*What you should do*
Copy out every line of the records where the string "desktop" occurs.
[start]
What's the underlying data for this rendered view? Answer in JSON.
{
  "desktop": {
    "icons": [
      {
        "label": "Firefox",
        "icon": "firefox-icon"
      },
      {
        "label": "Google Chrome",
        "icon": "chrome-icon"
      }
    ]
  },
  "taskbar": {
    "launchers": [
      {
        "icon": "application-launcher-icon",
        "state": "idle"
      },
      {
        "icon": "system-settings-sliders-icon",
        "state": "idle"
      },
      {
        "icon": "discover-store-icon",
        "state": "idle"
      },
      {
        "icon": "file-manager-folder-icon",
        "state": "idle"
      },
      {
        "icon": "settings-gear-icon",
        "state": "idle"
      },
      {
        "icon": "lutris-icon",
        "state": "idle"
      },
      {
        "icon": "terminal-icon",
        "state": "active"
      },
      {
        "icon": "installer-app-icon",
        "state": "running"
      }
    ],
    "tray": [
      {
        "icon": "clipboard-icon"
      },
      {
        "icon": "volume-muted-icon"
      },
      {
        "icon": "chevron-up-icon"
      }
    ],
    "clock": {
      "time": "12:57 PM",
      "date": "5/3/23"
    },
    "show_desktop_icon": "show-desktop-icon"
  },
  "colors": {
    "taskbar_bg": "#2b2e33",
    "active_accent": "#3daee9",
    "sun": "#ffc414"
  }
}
[end]
*Exercise response*
  "desktop": {
    "show_desktop_icon": "show-desktop-icon"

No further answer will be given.